STORED RECORDS:
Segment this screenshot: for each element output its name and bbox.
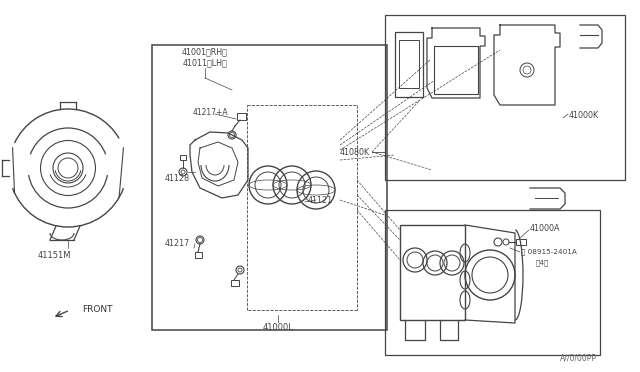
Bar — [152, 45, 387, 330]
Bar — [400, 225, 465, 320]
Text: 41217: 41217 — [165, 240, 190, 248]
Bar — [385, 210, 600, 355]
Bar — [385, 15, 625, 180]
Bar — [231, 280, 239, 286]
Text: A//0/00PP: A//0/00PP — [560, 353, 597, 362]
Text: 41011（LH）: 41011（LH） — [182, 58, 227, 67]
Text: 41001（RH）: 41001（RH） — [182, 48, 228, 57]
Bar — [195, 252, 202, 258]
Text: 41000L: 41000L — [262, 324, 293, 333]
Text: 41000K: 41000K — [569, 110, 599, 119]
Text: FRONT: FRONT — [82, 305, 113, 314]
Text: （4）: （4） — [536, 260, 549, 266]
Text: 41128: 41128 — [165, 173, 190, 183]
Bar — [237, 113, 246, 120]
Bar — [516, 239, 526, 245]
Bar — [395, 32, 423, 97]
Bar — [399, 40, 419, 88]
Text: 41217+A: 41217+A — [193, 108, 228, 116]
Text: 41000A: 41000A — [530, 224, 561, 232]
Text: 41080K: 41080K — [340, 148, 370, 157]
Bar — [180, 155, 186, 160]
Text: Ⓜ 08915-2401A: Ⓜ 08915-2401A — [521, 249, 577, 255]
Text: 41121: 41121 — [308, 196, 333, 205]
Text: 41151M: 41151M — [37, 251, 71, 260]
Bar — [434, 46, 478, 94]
...
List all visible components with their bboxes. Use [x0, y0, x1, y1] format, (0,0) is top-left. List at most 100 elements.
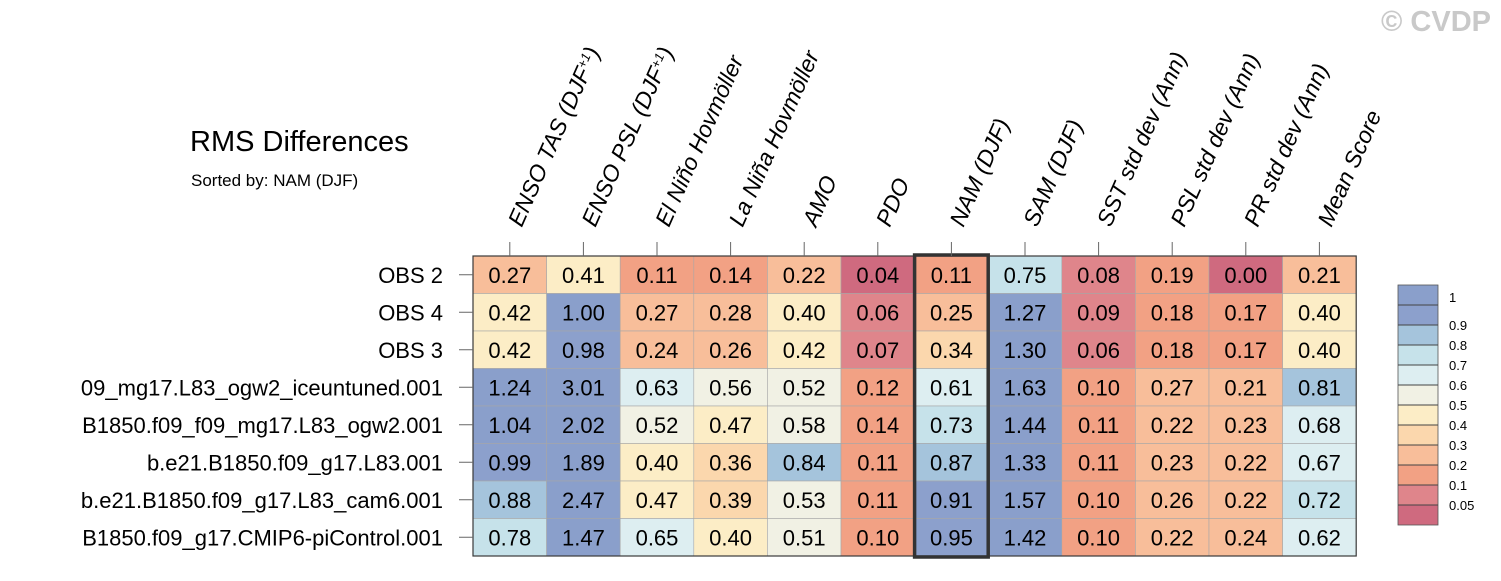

WHAT IS EXPECTED: Extract the listing lines from the one containing "Segment this screenshot: for" through the one containing "Bar — [434, 46, 478, 94]", both included, and reproduce them verbatim. Omit the pictures from your answer.

WRITTEN ANSWER:
Segment this screenshot: for each element output its name and bbox.
Bar — [152, 45, 387, 330]
Bar — [400, 225, 465, 320]
Text: 41217: 41217 — [165, 240, 190, 248]
Bar — [385, 210, 600, 355]
Bar — [385, 15, 625, 180]
Bar — [231, 280, 239, 286]
Text: A//0/00PP: A//0/00PP — [560, 353, 597, 362]
Text: 41011（LH）: 41011（LH） — [182, 58, 227, 67]
Text: 41001（RH）: 41001（RH） — [182, 48, 228, 57]
Bar — [195, 252, 202, 258]
Text: 41000L: 41000L — [262, 324, 293, 333]
Text: 41000K: 41000K — [569, 110, 599, 119]
Text: FRONT: FRONT — [82, 305, 113, 314]
Text: （4）: （4） — [536, 260, 549, 266]
Text: 41128: 41128 — [165, 173, 190, 183]
Bar — [237, 113, 246, 120]
Bar — [516, 239, 526, 245]
Bar — [395, 32, 423, 97]
Bar — [399, 40, 419, 88]
Text: 41217+A: 41217+A — [193, 108, 228, 116]
Text: 41000A: 41000A — [530, 224, 561, 232]
Text: 41080K: 41080K — [340, 148, 370, 157]
Bar — [180, 155, 186, 160]
Text: Ⓜ 08915-2401A: Ⓜ 08915-2401A — [521, 249, 577, 255]
Text: 41121: 41121 — [308, 196, 333, 205]
Text: 41151M: 41151M — [37, 251, 71, 260]
Bar — [434, 46, 478, 94]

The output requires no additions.